§ Recorded data:

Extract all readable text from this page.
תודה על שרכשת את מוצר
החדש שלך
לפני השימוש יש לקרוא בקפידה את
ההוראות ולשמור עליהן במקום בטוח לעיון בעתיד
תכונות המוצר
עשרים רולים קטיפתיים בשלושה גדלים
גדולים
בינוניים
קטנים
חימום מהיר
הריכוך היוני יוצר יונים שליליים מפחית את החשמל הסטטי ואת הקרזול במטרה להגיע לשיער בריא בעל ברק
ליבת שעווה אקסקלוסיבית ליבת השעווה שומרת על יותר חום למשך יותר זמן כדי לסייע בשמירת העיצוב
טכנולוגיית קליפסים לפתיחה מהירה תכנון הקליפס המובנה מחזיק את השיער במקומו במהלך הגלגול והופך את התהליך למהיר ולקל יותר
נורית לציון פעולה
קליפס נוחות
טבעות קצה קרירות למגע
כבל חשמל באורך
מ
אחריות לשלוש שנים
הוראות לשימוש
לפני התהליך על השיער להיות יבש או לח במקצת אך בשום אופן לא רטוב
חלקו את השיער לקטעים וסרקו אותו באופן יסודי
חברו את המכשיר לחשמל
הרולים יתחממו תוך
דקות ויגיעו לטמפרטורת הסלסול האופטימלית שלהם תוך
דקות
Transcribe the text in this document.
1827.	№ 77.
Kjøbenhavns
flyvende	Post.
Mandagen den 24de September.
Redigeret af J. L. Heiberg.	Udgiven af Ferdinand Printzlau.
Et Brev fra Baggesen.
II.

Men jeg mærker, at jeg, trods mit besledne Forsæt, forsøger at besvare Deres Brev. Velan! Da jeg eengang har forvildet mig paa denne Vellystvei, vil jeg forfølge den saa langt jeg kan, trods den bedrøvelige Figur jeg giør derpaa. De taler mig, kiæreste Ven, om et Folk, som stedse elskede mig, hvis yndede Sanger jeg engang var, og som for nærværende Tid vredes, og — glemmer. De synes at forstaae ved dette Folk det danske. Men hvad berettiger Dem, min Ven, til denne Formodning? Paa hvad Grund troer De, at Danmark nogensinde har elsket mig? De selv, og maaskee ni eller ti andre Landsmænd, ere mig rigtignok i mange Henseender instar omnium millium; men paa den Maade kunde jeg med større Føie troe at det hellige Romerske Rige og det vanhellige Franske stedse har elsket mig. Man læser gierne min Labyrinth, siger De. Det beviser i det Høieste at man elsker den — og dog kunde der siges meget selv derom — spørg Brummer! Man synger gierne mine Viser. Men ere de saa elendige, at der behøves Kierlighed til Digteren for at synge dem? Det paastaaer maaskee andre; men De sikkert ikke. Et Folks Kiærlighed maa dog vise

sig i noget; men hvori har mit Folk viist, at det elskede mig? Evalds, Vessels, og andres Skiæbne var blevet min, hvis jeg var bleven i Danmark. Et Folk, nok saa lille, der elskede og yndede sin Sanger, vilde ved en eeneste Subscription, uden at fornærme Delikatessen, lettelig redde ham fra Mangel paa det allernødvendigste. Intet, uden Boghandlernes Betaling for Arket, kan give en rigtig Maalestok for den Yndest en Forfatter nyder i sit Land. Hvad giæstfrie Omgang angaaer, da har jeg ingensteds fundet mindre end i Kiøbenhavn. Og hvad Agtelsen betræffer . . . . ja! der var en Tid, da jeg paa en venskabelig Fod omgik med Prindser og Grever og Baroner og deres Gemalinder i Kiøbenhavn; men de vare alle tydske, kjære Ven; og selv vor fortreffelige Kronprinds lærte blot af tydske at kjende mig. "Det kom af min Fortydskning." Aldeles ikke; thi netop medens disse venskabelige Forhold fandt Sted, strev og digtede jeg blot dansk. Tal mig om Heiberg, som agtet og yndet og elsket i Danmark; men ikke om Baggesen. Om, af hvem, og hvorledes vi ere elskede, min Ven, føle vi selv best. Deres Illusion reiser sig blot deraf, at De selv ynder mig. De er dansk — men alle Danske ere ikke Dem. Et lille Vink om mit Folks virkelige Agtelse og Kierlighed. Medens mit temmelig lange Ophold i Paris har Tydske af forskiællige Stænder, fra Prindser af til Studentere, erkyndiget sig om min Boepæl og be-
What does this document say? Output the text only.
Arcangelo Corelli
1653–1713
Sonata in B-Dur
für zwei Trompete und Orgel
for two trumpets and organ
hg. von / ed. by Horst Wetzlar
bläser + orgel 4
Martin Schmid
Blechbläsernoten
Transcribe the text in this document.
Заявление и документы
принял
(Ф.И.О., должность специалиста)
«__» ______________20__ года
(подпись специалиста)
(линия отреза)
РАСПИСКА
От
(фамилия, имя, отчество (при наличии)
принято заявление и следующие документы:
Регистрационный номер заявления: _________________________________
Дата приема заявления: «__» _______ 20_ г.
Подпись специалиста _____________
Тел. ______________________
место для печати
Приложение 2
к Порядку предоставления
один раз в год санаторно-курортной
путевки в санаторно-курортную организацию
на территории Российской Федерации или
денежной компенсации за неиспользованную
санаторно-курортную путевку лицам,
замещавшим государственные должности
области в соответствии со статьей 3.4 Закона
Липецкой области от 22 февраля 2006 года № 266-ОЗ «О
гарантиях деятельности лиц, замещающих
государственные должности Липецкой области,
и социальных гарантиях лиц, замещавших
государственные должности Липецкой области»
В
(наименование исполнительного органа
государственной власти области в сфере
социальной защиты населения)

§ Exercise description: Look through the entries and return every line where "יותר" appears.

§ Complete response:
ליבת שעווה אקסקלוסיבית ליבת השעווה שומרת על יותר חום למשך יותר זמן כדי לסייע בשמירת העיצוב
טכנולוגיית קליפסים לפתיחה מהירה תכנון הקליפס המובנה מחזיק את השיער במקומו במהלך הגלגול והופך את התהליך למהיר ולקל יותר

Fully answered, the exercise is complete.